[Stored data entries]
┌──

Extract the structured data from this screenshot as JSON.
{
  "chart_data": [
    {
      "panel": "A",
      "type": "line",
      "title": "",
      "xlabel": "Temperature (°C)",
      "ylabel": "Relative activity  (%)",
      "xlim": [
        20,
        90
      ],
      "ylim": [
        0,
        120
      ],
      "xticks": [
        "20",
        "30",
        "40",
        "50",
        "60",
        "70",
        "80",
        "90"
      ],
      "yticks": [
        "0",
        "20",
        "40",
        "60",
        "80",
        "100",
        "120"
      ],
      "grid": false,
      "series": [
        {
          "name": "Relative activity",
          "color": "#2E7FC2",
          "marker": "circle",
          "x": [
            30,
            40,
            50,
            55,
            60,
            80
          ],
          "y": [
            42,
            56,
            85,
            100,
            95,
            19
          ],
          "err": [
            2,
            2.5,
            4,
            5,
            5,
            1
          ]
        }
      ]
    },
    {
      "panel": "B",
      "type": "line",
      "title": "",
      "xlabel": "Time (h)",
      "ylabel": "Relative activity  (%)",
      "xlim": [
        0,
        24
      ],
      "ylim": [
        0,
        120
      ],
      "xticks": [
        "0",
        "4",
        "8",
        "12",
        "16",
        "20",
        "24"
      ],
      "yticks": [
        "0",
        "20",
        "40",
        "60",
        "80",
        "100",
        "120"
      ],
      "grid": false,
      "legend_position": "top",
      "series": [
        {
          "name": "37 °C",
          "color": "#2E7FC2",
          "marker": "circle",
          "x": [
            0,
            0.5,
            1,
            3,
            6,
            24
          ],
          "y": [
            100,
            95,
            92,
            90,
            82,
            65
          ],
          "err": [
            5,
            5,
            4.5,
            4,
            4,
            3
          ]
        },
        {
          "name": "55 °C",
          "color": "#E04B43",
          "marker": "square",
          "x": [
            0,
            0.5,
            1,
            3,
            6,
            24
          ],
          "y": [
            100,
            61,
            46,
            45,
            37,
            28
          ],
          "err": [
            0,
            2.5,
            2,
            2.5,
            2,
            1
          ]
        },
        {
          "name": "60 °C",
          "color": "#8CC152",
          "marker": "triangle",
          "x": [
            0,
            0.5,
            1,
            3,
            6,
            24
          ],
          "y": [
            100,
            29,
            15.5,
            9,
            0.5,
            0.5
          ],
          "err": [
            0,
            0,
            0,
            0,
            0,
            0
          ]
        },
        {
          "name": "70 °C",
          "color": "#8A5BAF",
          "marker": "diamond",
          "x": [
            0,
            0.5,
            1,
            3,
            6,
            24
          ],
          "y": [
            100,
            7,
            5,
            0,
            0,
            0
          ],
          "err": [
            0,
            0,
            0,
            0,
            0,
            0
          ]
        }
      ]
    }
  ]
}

└──

(Set task)
Reproduce every line of the data verbatim.

(The reply)
Extract the structured data from this screenshot as JSON.
{
  "chart_data": [
    {
      "panel": "A",
      "type": "line",
      "title": "",
      "xlabel": "Temperature (°C)",
      "ylabel": "Relative activity  (%)",
      "xlim": [
        20,
        90
      ],
      "ylim": [
        0,
        120
      ],
      "xticks": [
        "20",
        "30",
        "40",
        "50",
        "60",
        "70",
        "80",
        "90"
      ],
      "yticks": [
        "0",
        "20",
        "40",
        "60",
        "80",
        "100",
        "120"
      ],
      "grid": false,
      "series": [
        {
          "name": "Relative activity",
          "color": "#2E7FC2",
          "marker": "circle",
          "x": [
            30,
            40,
            50,
            55,
            60,
            80
          ],
          "y": [
            42,
            56,
            85,
            100,
            95,
            19
          ],
          "err": [
            2,
            2.5,
            4,
            5,
            5,
            1
          ]
        }
      ]
    },
    {
      "panel": "B",
      "type": "line",
      "title": "",
      "xlabel": "Time (h)",
      "ylabel": "Relative activity  (%)",
      "xlim": [
        0,
        24
      ],
      "ylim": [
        0,
        120
      ],
      "xticks": [
        "0",
        "4",
        "8",
        "12",
        "16",
        "20",
        "24"
      ],
      "yticks": [
        "0",
        "20",
        "40",
        "60",
        "80",
        "100",
        "120"
      ],
      "grid": false,
      "legend_position": "top",
      "series": [
        {
          "name": "37 °C",
          "color": "#2E7FC2",
          "marker": "circle",
          "x": [
            0,
            0.5,
            1,
            3,
            6,
            24
          ],
          "y": [
            100,
            95,
            92,
            90,
            82,
            65
          ],
          "err": [
            5,
            5,
            4.5,
            4,
            4,
            3
          ]
        },
        {
          "name": "55 °C",
          "color": "#E04B43",
          "marker": "square",
          "x": [
            0,
            0.5,
            1,
            3,
            6,
            24
          ],
          "y": [
            100,
            61,
            46,
            45,
            37,
            28
          ],
          "err": [
            0,
            2.5,
            2,
            2.5,
            2,
            1
          ]
        },
        {
          "name": "60 °C",
          "color": "#8CC152",
          "marker": "triangle",
          "x": [
            0,
            0.5,
            1,
            3,
            6,
            24
          ],
          "y": [
            100,
            29,
            15.5,
            9,
            0.5,
            0.5
          ],
          "err": [
            0,
            0,
            0,
            0,
            0,
            0
          ]
        },
        {
          "name": "70 °C",
          "color": "#8A5BAF",
          "marker": "diamond",
          "x": [
            0,
            0.5,
            1,
            3,
            6,
            24
          ],
          "y": [
            100,
            7,
            5,
            0,
            0,
            0
          ],
          "err": [
            0,
            0,
            0,
            0,
            0,
            0
          ]
        }
      ]
    }
  ]
}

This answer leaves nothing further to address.